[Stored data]
--
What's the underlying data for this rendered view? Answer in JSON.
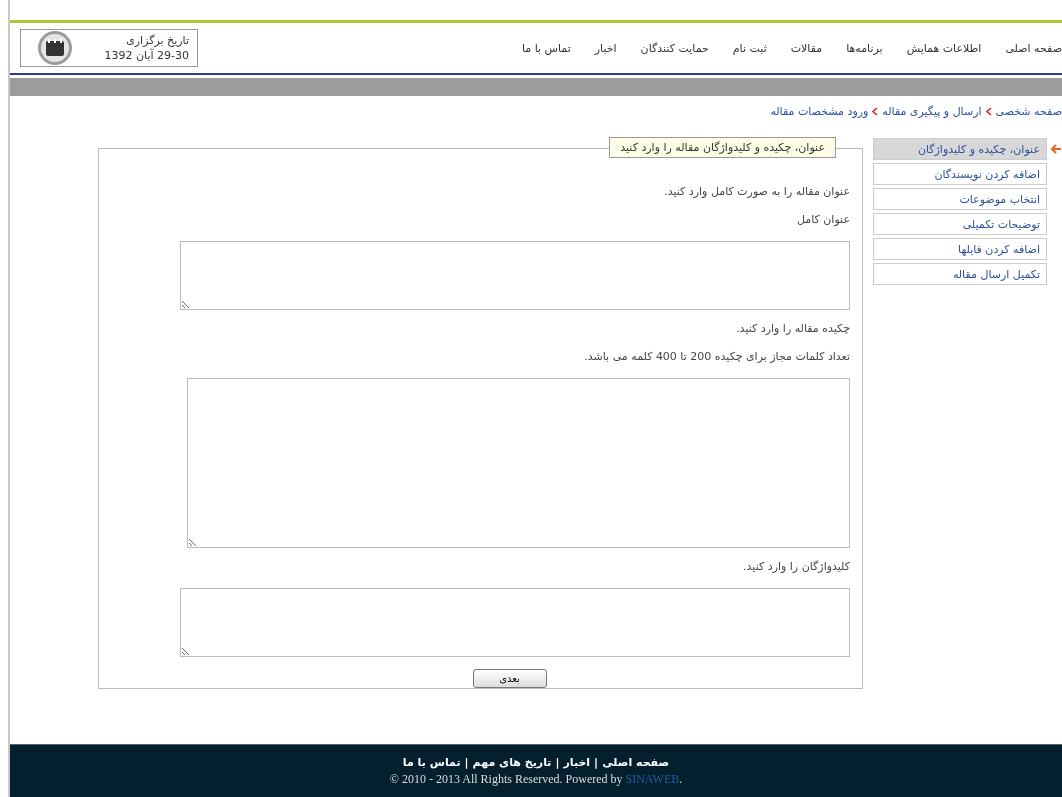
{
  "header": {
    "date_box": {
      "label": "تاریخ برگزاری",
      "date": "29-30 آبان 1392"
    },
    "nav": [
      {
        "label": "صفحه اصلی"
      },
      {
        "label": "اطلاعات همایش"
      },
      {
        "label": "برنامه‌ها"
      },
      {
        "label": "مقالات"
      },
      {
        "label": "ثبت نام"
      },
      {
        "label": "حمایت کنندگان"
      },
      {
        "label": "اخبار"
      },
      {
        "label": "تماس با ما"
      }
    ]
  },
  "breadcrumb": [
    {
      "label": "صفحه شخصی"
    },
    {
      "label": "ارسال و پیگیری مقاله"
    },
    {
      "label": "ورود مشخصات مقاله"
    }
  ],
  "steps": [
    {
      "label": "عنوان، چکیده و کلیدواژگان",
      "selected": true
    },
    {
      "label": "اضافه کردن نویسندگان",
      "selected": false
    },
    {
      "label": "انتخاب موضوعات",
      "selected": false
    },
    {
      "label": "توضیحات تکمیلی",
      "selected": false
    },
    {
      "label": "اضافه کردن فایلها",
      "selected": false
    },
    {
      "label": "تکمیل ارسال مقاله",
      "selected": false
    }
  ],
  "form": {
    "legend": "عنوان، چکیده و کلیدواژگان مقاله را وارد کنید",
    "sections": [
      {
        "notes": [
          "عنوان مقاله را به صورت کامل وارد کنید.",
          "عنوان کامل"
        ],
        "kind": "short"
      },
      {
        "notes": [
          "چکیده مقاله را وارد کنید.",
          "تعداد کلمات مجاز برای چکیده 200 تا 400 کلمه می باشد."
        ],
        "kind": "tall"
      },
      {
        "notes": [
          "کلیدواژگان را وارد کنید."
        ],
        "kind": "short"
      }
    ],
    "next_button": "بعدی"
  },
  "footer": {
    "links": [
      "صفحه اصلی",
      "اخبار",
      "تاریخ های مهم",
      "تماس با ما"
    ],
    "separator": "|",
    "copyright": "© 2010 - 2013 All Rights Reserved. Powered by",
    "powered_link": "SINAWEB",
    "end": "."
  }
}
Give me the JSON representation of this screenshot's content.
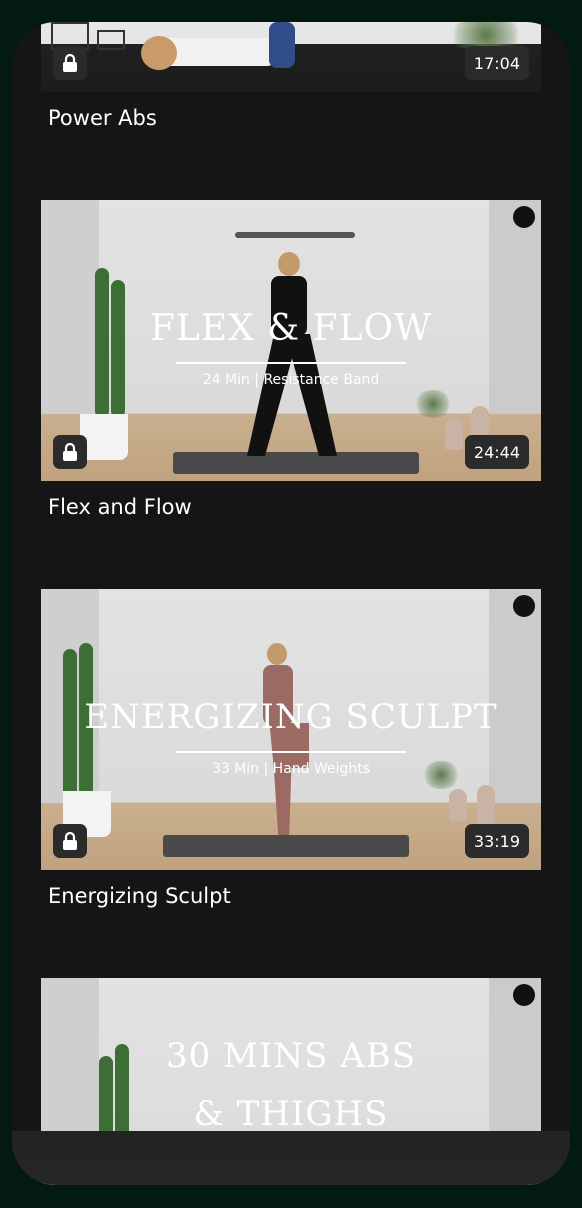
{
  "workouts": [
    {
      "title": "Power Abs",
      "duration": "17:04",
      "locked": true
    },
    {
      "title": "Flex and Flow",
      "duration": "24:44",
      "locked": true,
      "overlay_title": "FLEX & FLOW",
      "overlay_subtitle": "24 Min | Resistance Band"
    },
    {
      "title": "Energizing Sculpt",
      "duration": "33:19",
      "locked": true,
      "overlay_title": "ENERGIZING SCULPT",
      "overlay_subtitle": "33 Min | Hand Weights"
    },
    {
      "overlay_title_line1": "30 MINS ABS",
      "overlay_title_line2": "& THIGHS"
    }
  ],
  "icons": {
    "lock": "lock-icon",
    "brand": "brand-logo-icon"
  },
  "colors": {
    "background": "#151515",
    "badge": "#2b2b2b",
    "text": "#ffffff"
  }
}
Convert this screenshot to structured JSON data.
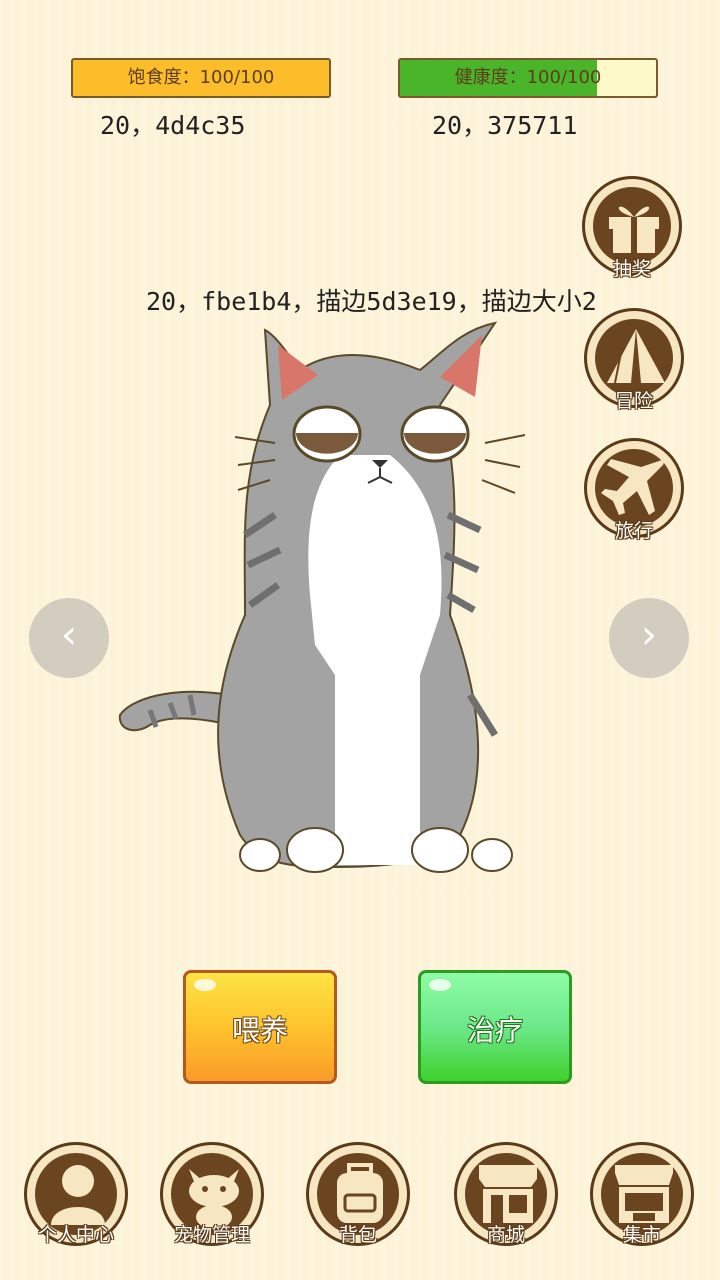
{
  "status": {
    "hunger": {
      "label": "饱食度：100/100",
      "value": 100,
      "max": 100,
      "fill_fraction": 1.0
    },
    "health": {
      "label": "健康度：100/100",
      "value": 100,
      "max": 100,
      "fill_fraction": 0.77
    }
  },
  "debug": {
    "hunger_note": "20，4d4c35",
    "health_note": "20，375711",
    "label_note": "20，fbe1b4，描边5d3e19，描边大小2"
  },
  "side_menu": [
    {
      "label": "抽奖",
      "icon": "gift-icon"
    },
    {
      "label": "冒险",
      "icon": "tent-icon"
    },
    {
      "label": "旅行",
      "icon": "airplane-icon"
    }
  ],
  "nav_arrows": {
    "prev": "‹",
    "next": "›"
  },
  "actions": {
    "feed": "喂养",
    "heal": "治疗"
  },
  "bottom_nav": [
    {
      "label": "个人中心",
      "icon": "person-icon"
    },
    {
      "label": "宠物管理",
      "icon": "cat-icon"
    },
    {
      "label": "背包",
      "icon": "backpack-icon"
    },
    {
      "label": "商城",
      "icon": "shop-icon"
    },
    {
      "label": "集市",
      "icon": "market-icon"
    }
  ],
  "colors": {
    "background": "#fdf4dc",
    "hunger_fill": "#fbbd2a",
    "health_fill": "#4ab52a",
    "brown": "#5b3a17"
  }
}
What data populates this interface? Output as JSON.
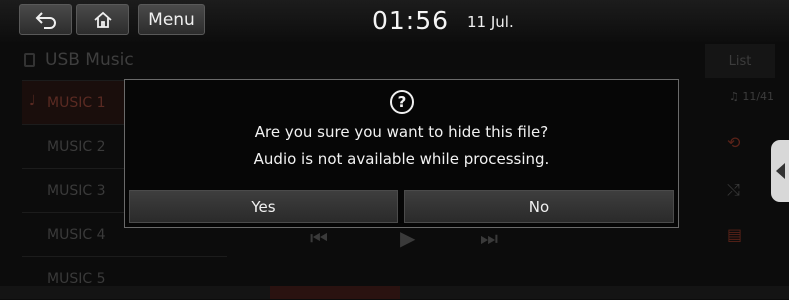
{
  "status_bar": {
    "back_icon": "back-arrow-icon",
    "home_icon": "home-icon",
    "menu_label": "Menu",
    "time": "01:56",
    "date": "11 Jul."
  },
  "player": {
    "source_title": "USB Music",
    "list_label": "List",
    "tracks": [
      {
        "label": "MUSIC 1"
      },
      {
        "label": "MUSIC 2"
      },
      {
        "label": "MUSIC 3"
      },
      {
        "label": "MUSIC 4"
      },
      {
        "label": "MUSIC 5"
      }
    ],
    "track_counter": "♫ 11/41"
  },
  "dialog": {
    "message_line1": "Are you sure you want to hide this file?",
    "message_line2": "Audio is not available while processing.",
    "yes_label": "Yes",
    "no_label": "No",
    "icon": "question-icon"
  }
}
--
Work through the records above line by line and count those that hold the string "this". Give only the result.

◆ ANSWER BELOW: 5